Exercice A
Recopiez fidèlement les lignes du listing, en commençant par celle qui contient « y-tick-label: -24.618 (1487, 528, 1522, 536) » et en terminant par la dernière ligne de ce listing, toutes deux comprises.

Passage présenté

Ciné-cure.....Hôtel Rwanda & Shooting Dogs
Il y a vingt ans le dernier génocide du XXe siècle se déroulait au Rwanda. Le 6 avril 1994, l’avion qui allait atterrir à Kigali ramenant le président rwandais et son homologue Burundais fut abattu par un tir de missile, tuant notamment les deux présidents. Pendant la nuit du 6 avril, l'attentat fut l'élément déclencheur du génocide réalisé par le Hutu Power. Sur les ondes de la Radio des Mille Collines, radio de propagande, le signal du début du génocide fut, dit-on, la phrase entendue: « Abattez les grands arbres ». (Référence wikipédia).
Le génocide allait durer une centaine de jours faisant selon l’ONU plus de 800.000 victimes. Tutsie et Hutus modérés étaient massacrés Le 21 avril le Conseil de sécurité des Nations unies prit la décision, après la mort de 10 Casques bleus belges, de retirer la majeure partie de la mission des Nations Unies pour l'assistance au Rwanda (MINUAR). Cette force de maintien de la paix fut ramené de 2500 à 250 hommes. Le 22 juin 1994, avec l'autorisation de l'ONU, la France lançait l'opération Turquoise : des soldats français arrivaient dans le sud-ouest du Rwanda pour établir une zone humanitaire sécuritaire pour les réfugiés. Pourtant, les massacres de Tutsis continuaient, même dans la « zone de sécurité » contrôlée par la France. Le 4 juillet Le front patriote révolutionnaire de Paul Kagamé, les rebelles tutsis, prenait le pouvoir à Kigali et 10 jours plus tard dans tout le pays à l’exception de la zone humanitaire, initialement prévue pour les victimes tutsis et qui après l’arrivée du FPR servit de sas d’évacuation vers le Congo pour les criminels Hutus. Les deux films que je présente dans ce billet traitent essentiellement de la période qui se situe entre le 6 avril et le 22 juin, les soldats des nations unies sont presque tous partis et ceux de la force turquoise ne sont pas encore arrivés.
Hôtel Rwanda a été réalisé par Terry George, tourné pour l’essentiel en Afrique du Sud en 2004 et sorti en France en mars 2005.
Shooting Dogs a été réalisé par Michael Caton-Jones, tourné à Kigali sur les lieux d’origine des évènements et de nombreux survivants ont participé à la réalisation de ce film soit comme techniciens soit comme acteurs ou figurants. Il est sorti en France en mars 2006.
Hôtel Rwanda retrace l'action de Paul Rusesabagina un hutu gérant de l'hôtel quatre étoiles à Kigali, qui abrita et sauva 1268 Rwandais tutsis et hutus modérés dont sa propre famille.
Le réalisateur Terry George avait fait ses gammes comme scénariste auprès de Jim Sheridan, irlandais comme lui. Les deux acteurs principaux Don Cheadle et Sophie Akonidi furent nominés pour leur rôle aux oscars 2005. Au casting on trouve, aussi, Nick Nolte colonel de la force onusienne sur le départ, Joaquim Phoenix journaliste, Jean Réno directeur de Sabena Airline chargé d’évacuer les européens.

Extrait de données
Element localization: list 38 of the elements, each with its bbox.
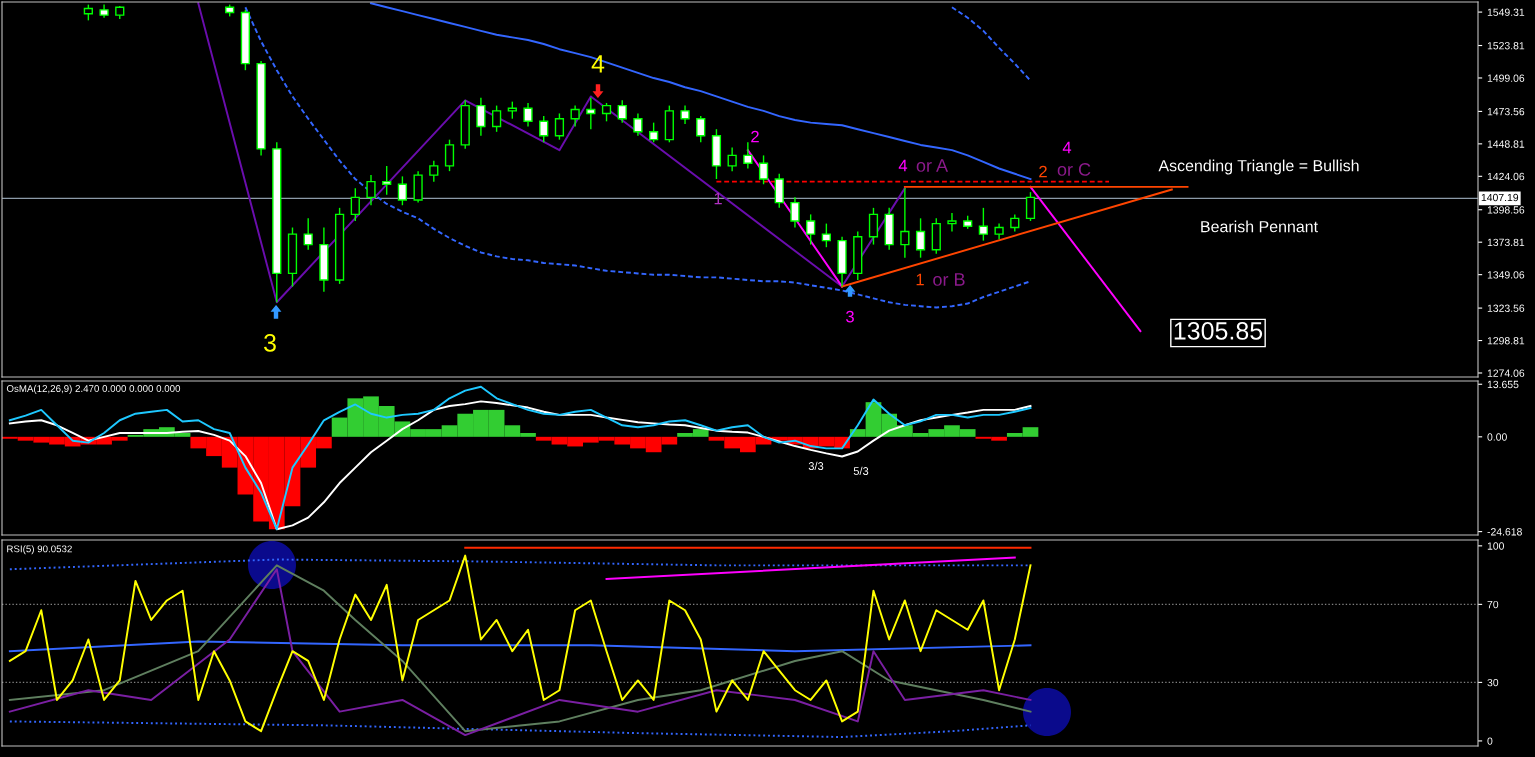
y-tick-label: -24.618 (1487, 528, 1522, 536)
annotation: or A (916, 159, 949, 172)
annotation: 5/3 (853, 466, 869, 475)
annotation: or C (1057, 163, 1091, 176)
annotation: 2 (751, 130, 759, 143)
annotation: 3/3 (808, 461, 824, 470)
y-tick-label: 1349.06 (1487, 271, 1525, 279)
chart-title: RSI(5) 90.0532 (7, 545, 72, 555)
y-tick-label: 100 (1487, 542, 1504, 550)
chart-title: OsMA(12,26,9) 2.470 0.000 0.000 0.000 (6, 384, 181, 394)
annotation: Ascending Triangle = Bullish (1158, 159, 1359, 175)
y-tick-label: 1323.56 (1487, 304, 1525, 312)
y-tick-label: 1549.31 (1487, 8, 1525, 16)
annotation: 1 (916, 273, 924, 286)
y-tick-label: 0 (1487, 737, 1493, 745)
annotation: 2 (1039, 165, 1047, 178)
y-tick-label: 1473.56 (1487, 107, 1525, 116)
y-tick-label: 13.655 (1487, 380, 1519, 389)
y-tick-label: 1523.81 (1487, 42, 1525, 50)
y-tick-label: 1373.81 (1487, 238, 1525, 247)
annotation: 4 (898, 159, 908, 172)
annotation: or B (933, 273, 965, 286)
y-tick-label: 1499.06 (1487, 74, 1525, 82)
annotation: 3 (846, 310, 854, 323)
ref-line-label: 1407.19 (1481, 193, 1519, 202)
y-tick-label: 1398.56 (1487, 206, 1525, 214)
y-tick-label: 70 (1487, 600, 1499, 609)
y-tick-label: 30 (1487, 678, 1499, 687)
y-tick-label: 1298.81 (1487, 337, 1525, 345)
annotation: 4 (1062, 141, 1072, 154)
annotation: 1305.85 (1174, 322, 1263, 340)
annotation: 4 (591, 55, 605, 73)
y-tick-label: 1274.06 (1487, 369, 1525, 377)
annotation: Bearish Pennant (1201, 220, 1318, 233)
y-tick-label: 1448.81 (1487, 140, 1525, 148)
y-tick-label: 1424.06 (1487, 172, 1525, 181)
y-tick-label: 0.00 (1487, 433, 1507, 441)
annotation: 3 (264, 334, 276, 352)
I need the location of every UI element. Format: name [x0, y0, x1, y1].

Exercice B
Reproduisez le passage présenté en commençant par « Le réalisateur Terry » et en terminant par « d’évacuer les européens. », après avoir substitué « producteur » à « scénariste ».

Résultat final A
y-tick-label: -24.618 (1487, 528, 1522, 536)
annotation: or A (916, 159, 949, 172)
annotation: 5/3 (853, 466, 869, 475)
annotation: or C (1057, 163, 1091, 176)
annotation: 2 (751, 130, 759, 143)
annotation: 3/3 (808, 461, 824, 470)
y-tick-label: 1349.06 (1487, 271, 1525, 279)
chart-title: RSI(5) 90.0532 (7, 545, 72, 555)
y-tick-label: 100 (1487, 542, 1504, 550)
chart-title: OsMA(12,26,9) 2.470 0.000 0.000 0.000 (6, 384, 181, 394)
annotation: Ascending Triangle = Bullish (1158, 159, 1359, 175)
y-tick-label: 1323.56 (1487, 304, 1525, 312)
y-tick-label: 1549.31 (1487, 8, 1525, 16)
annotation: 1 (916, 273, 924, 286)
y-tick-label: 0 (1487, 737, 1493, 745)
annotation: 2 (1039, 165, 1047, 178)
y-tick-label: 1473.56 (1487, 107, 1525, 116)
y-tick-label: 13.655 (1487, 380, 1519, 389)
y-tick-label: 1523.81 (1487, 42, 1525, 50)
y-tick-label: 1373.81 (1487, 238, 1525, 247)
annotation: 4 (898, 159, 908, 172)
annotation: or B (933, 273, 965, 286)
y-tick-label: 1499.06 (1487, 74, 1525, 82)
annotation: 3 (846, 310, 854, 323)
ref-line-label: 1407.19 (1481, 193, 1519, 202)
y-tick-label: 1398.56 (1487, 206, 1525, 214)
y-tick-label: 70 (1487, 600, 1499, 609)
y-tick-label: 30 (1487, 678, 1499, 687)
y-tick-label: 1298.81 (1487, 337, 1525, 345)
annotation: 4 (1062, 141, 1072, 154)
annotation: 1305.85 (1174, 322, 1263, 340)
annotation: 4 (591, 55, 605, 73)
y-tick-label: 1274.06 (1487, 369, 1525, 377)
annotation: Bearish Pennant (1201, 220, 1318, 233)
y-tick-label: 1448.81 (1487, 140, 1525, 148)
y-tick-label: 1424.06 (1487, 172, 1525, 181)
y-tick-label: 0.00 (1487, 433, 1507, 441)
annotation: 3 (264, 334, 276, 352)
I need the location of every UI element. Format: name [x0, y0, x1, y1].

Résultat final B
Le réalisateur Terry George avait fait ses gammes comme producteur auprès de Jim Sheridan, irlandais comme lui. Les deux acteurs principaux Don Cheadle et Sophie Akonidi furent nominés pour leur rôle aux oscars 2005. Au casting on trouve, aussi, Nick Nolte colonel de la force onusienne sur le départ, Joaquim Phoenix journaliste, Jean Réno directeur de Sabena Airline chargé d’évacuer les européens.